## Record set
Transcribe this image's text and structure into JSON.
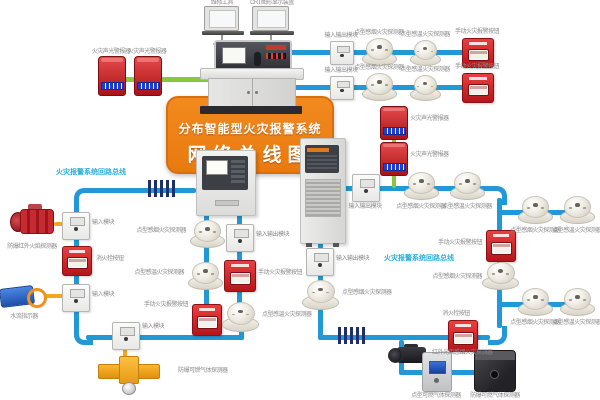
{
  "banner": {
    "line1": "分布智能型火灾报警系统",
    "line2": "网络总线图"
  },
  "workstations": {
    "left": "维修工具",
    "right": "CRT图形显示装置"
  },
  "annotations": {
    "left_bus": "火灾报警系统回路总线",
    "right_bus": "火灾报警系统回路总线"
  },
  "colors": {
    "bus_blue": "#2398d6",
    "broadcast_green": "#8cc640",
    "connector_yellow": "#f6a61c",
    "banner_orange": "#ee8418",
    "annotation_cyan": "#2aaede",
    "device_red": "#c8232a"
  },
  "top_left": {
    "alarm1": "火灾声光警报器",
    "alarm2": "火灾声光警报器"
  },
  "rows": [
    {
      "module": "输入输出模块",
      "detector1": "点型感烟火灾探测器",
      "detector2": "点型感温火灾探测器",
      "call": "手动火灾报警按钮"
    },
    {
      "module": "输入输出模块",
      "detector1": "点型感烟火灾探测器",
      "detector2": "点型感温火灾探测器",
      "call": "手动火灾报警按钮"
    }
  ],
  "left_loop": {
    "flame": "防爆红外火焰探测器",
    "flame_module": "输入模块",
    "hydrant": "消火栓按钮",
    "flow_module": "输入模块",
    "flow": "水流指示器",
    "gas_module": "输入模块",
    "gas": "防爆可燃气体探测器",
    "call": "手动火灾报警按钮",
    "chain_detector1": "点型感烟火灾探测器",
    "chain_detector2": "点型感温火灾探测器",
    "right_module": "输入输出模块",
    "right_call": "手动火灾报警按钮",
    "right_detector": "点型感温火灾探测器"
  },
  "right_loop": {
    "module": "输入输出模块",
    "sounder1": "火灾声光警报器",
    "sounder2": "火灾声光警报器",
    "detector1": "点型感烟火灾探测器",
    "detector2": "点型感温火灾探测器",
    "branch1_detector1": "点型感烟火灾探测器",
    "branch1_detector2": "点型感温火灾探测器",
    "call": "手动火灾报警按钮",
    "detector3": "点型感烟火灾探测器",
    "branch2_detector1": "点型感烟火灾探测器",
    "branch2_detector2": "点型感温火灾探测器",
    "hydrant": "消火栓按钮",
    "beam_detector": "红外光束感烟火灾探测器",
    "gas_detector": "点型可燃气体探测器",
    "ex_gas_detector": "防爆可燃气体探测器",
    "panel_module": "输入输出模块",
    "panel_detector": "点型感烟火灾探测器"
  }
}
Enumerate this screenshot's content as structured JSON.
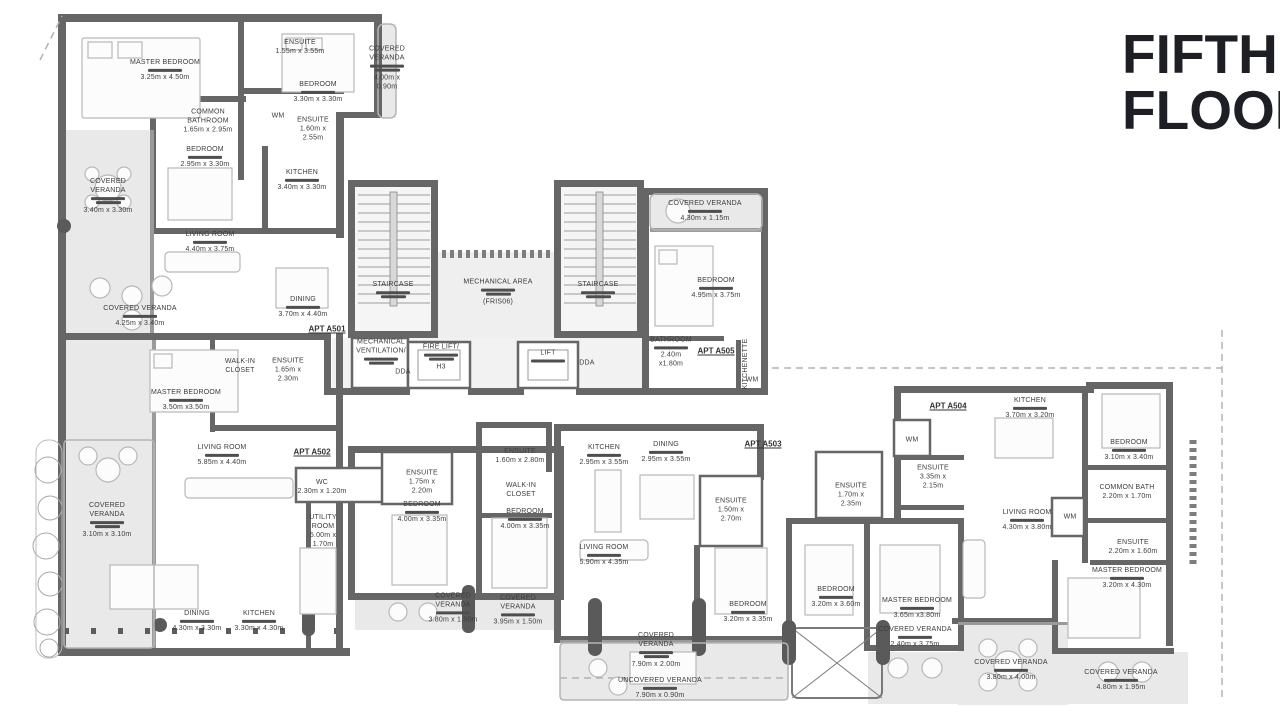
{
  "title": {
    "line1": "FIFTH",
    "line2": "FLOOR"
  },
  "colors": {
    "wall": "#666666",
    "label": "#3c3c3c",
    "veranda_fill": "#e9e9e9",
    "arabic_bar": "#4e4e4e"
  },
  "apartments": [
    {
      "label": "APT A501",
      "x": 327,
      "y": 329
    },
    {
      "label": "APT A502",
      "x": 312,
      "y": 452
    },
    {
      "label": "APT A503",
      "x": 763,
      "y": 444
    },
    {
      "label": "APT A504",
      "x": 948,
      "y": 406
    },
    {
      "label": "APT A505",
      "x": 716,
      "y": 351
    }
  ],
  "rooms": [
    {
      "n": "MASTER BEDROOM",
      "d": "3.25m x 4.50m",
      "x": 165,
      "y": 70,
      "ar": 1
    },
    {
      "n": "ENSUITE",
      "d": "1.55m x 3.55m",
      "x": 300,
      "y": 47,
      "ar": 0
    },
    {
      "n": "BEDROOM",
      "d": "3.30m x 3.30m",
      "x": 318,
      "y": 92,
      "ar": 1
    },
    {
      "n": "COVERED VERANDA",
      "d": "4.00m x 0.90m",
      "x": 387,
      "y": 68,
      "ar": 2,
      "w": 42
    },
    {
      "n": "COMMON BATHROOM",
      "d": "1.65m x 2.95m",
      "x": 208,
      "y": 121,
      "ar": 0,
      "w": 56
    },
    {
      "n": "WM",
      "d": "",
      "x": 278,
      "y": 116,
      "ar": 0,
      "w": 20
    },
    {
      "n": "ENSUITE",
      "d": "1.60m x 2.55m",
      "x": 313,
      "y": 129,
      "ar": 0,
      "w": 40
    },
    {
      "n": "BEDROOM",
      "d": "2.95m x 3.30m",
      "x": 205,
      "y": 157,
      "ar": 1
    },
    {
      "n": "KITCHEN",
      "d": "3.40m x 3.30m",
      "x": 302,
      "y": 180,
      "ar": 1
    },
    {
      "n": "COVERED VERANDA",
      "d": "3.40m x 3.30m",
      "x": 108,
      "y": 196,
      "ar": 2,
      "w": 52
    },
    {
      "n": "LIVING ROOM",
      "d": "4.40m x 3.75m",
      "x": 210,
      "y": 242,
      "ar": 1
    },
    {
      "n": "COVERED VERANDA",
      "d": "4.25m x 3.40m",
      "x": 140,
      "y": 316,
      "ar": 1,
      "w": 110
    },
    {
      "n": "DINING",
      "d": "3.70m x 4.40m",
      "x": 303,
      "y": 307,
      "ar": 1
    },
    {
      "n": "STAIRCASE",
      "d": "",
      "x": 393,
      "y": 290,
      "ar": 2
    },
    {
      "n": "MECHANICAL AREA",
      "d": "(FRIS06)",
      "x": 498,
      "y": 292,
      "ar": 2,
      "w": 90
    },
    {
      "n": "STAIRCASE",
      "d": "",
      "x": 598,
      "y": 290,
      "ar": 2
    },
    {
      "n": "MECHANICAL VENTILATION/",
      "d": "",
      "x": 381,
      "y": 352,
      "ar": 2,
      "w": 52
    },
    {
      "n": "DDA",
      "d": "",
      "x": 403,
      "y": 372,
      "ar": 0,
      "w": 24
    },
    {
      "n": "FIRE LIFT/",
      "d": "H3",
      "x": 441,
      "y": 357,
      "ar": 2,
      "w": 50
    },
    {
      "n": "LIFT",
      "d": "",
      "x": 548,
      "y": 356,
      "ar": 1,
      "w": 44
    },
    {
      "n": "DDA",
      "d": "",
      "x": 587,
      "y": 363,
      "ar": 0,
      "w": 24
    },
    {
      "n": "COVERED VERANDA",
      "d": "4.30m x 1.15m",
      "x": 705,
      "y": 211,
      "ar": 1,
      "w": 110
    },
    {
      "n": "BEDROOM",
      "d": "4.95m x 3.75m",
      "x": 716,
      "y": 288,
      "ar": 1
    },
    {
      "n": "BATHROOM",
      "d": "2.40m x1.80m",
      "x": 671,
      "y": 352,
      "ar": 1,
      "w": 44
    },
    {
      "n": "KITCHENETTE",
      "d": "",
      "x": 747,
      "y": 364,
      "ar": 0,
      "rot": 1
    },
    {
      "n": "WM",
      "d": "",
      "x": 752,
      "y": 380,
      "ar": 0,
      "w": 20
    },
    {
      "n": "MASTER BEDROOM",
      "d": "3.50m x3.50m",
      "x": 186,
      "y": 400,
      "ar": 1
    },
    {
      "n": "WALK-IN CLOSET",
      "d": "",
      "x": 240,
      "y": 366,
      "ar": 0,
      "w": 40
    },
    {
      "n": "ENSUITE",
      "d": "1.65m x 2.30m",
      "x": 288,
      "y": 370,
      "ar": 0,
      "w": 40
    },
    {
      "n": "LIVING ROOM",
      "d": "5.85m x 4.40m",
      "x": 222,
      "y": 455,
      "ar": 1
    },
    {
      "n": "WC",
      "d": "2.30m x 1.20m",
      "x": 322,
      "y": 487,
      "ar": 0,
      "w": 56
    },
    {
      "n": "UTILITY ROOM",
      "d": "5.00m x 1.70m",
      "x": 323,
      "y": 531,
      "ar": 0,
      "w": 40
    },
    {
      "n": "DINING",
      "d": "4.30m x 3.30m",
      "x": 197,
      "y": 621,
      "ar": 1
    },
    {
      "n": "KITCHEN",
      "d": "3.30m x 4.30m",
      "x": 259,
      "y": 621,
      "ar": 1
    },
    {
      "n": "COVERED VERANDA",
      "d": "3.10m x 3.10m",
      "x": 107,
      "y": 520,
      "ar": 2,
      "w": 52
    },
    {
      "n": "ENSUITE",
      "d": "1.75m x 2.20m",
      "x": 422,
      "y": 482,
      "ar": 0,
      "w": 44
    },
    {
      "n": "BEDROOM",
      "d": "4.00m x 3.35m",
      "x": 422,
      "y": 512,
      "ar": 1
    },
    {
      "n": "ENSUITE",
      "d": "1.60m x 2.80m",
      "x": 520,
      "y": 456,
      "ar": 0,
      "w": 50
    },
    {
      "n": "WALK-IN CLOSET",
      "d": "",
      "x": 521,
      "y": 490,
      "ar": 0,
      "w": 40
    },
    {
      "n": "BEDROOM",
      "d": "4.00m x 3.35m",
      "x": 525,
      "y": 519,
      "ar": 1,
      "w": 60
    },
    {
      "n": "COVERED VERANDA",
      "d": "3.80m x 1.50m",
      "x": 453,
      "y": 608,
      "ar": 1,
      "w": 62
    },
    {
      "n": "COVERED VERANDA",
      "d": "3.95m x 1.50m",
      "x": 518,
      "y": 610,
      "ar": 1,
      "w": 62
    },
    {
      "n": "KITCHEN",
      "d": "2.95m x 3.55m",
      "x": 604,
      "y": 455,
      "ar": 1
    },
    {
      "n": "DINING",
      "d": "2.95m x 3.55m",
      "x": 666,
      "y": 452,
      "ar": 1
    },
    {
      "n": "ENSUITE",
      "d": "1.50m x 2.70m",
      "x": 731,
      "y": 510,
      "ar": 0,
      "w": 40
    },
    {
      "n": "LIVING ROOM",
      "d": "5.90m x 4.35m",
      "x": 604,
      "y": 555,
      "ar": 1
    },
    {
      "n": "BEDROOM",
      "d": "3.20m x 3.35m",
      "x": 748,
      "y": 612,
      "ar": 1
    },
    {
      "n": "ENSUITE",
      "d": "1.70m x 2.35m",
      "x": 851,
      "y": 495,
      "ar": 0,
      "w": 40
    },
    {
      "n": "BEDROOM",
      "d": "3.20m x 3.60m",
      "x": 836,
      "y": 597,
      "ar": 1
    },
    {
      "n": "COVERED VERANDA",
      "d": "7.90m x 2.00m",
      "x": 656,
      "y": 650,
      "ar": 2,
      "w": 52
    },
    {
      "n": "UNCOVERED VERANDA",
      "d": "7.90m x 0.90m",
      "x": 660,
      "y": 688,
      "ar": 1,
      "w": 120
    },
    {
      "n": "KITCHEN",
      "d": "3.70m x 3.20m",
      "x": 1030,
      "y": 408,
      "ar": 1
    },
    {
      "n": "WM",
      "d": "",
      "x": 912,
      "y": 440,
      "ar": 0,
      "w": 20
    },
    {
      "n": "ENSUITE",
      "d": "3.35m x 2.15m",
      "x": 933,
      "y": 477,
      "ar": 0,
      "w": 40
    },
    {
      "n": "LIVING ROOM",
      "d": "4.30m x 3.80m",
      "x": 1027,
      "y": 520,
      "ar": 1
    },
    {
      "n": "WM",
      "d": "",
      "x": 1070,
      "y": 517,
      "ar": 0,
      "w": 20
    },
    {
      "n": "BEDROOM",
      "d": "3.10m x 3.40m",
      "x": 1129,
      "y": 450,
      "ar": 1
    },
    {
      "n": "COMMON BATH",
      "d": "2.20m x 1.70m",
      "x": 1127,
      "y": 492,
      "ar": 0,
      "w": 70
    },
    {
      "n": "ENSUITE",
      "d": "2.20m x 1.60m",
      "x": 1133,
      "y": 547,
      "ar": 0,
      "w": 50
    },
    {
      "n": "MASTER BEDROOM",
      "d": "3.20m x 4.30m",
      "x": 1127,
      "y": 578,
      "ar": 1
    },
    {
      "n": "MASTER BEDROOM",
      "d": "3.65m x3.80m",
      "x": 917,
      "y": 608,
      "ar": 1
    },
    {
      "n": "COVERED VERANDA",
      "d": "2.40m x 3.75m",
      "x": 915,
      "y": 637,
      "ar": 1,
      "w": 110
    },
    {
      "n": "COVERED VERANDA",
      "d": "3.80m x 4.00m",
      "x": 1011,
      "y": 670,
      "ar": 1,
      "w": 110
    },
    {
      "n": "COVERED VERANDA",
      "d": "4.80m x 1.95m",
      "x": 1121,
      "y": 680,
      "ar": 1,
      "w": 110
    }
  ]
}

## Problem to solve
Copy every line from the records above that contains the word "点型感温火灾探测器".

## In response
      "detector2": "点型感温火灾探测器",
      "detector2": "点型感温火灾探测器",
    "chain_detector2": "点型感温火灾探测器",
    "right_detector": "点型感温火灾探测器"
    "detector2": "点型感温火灾探测器",
    "branch1_detector2": "点型感温火灾探测器",
    "branch2_detector2": "点型感温火灾探测器",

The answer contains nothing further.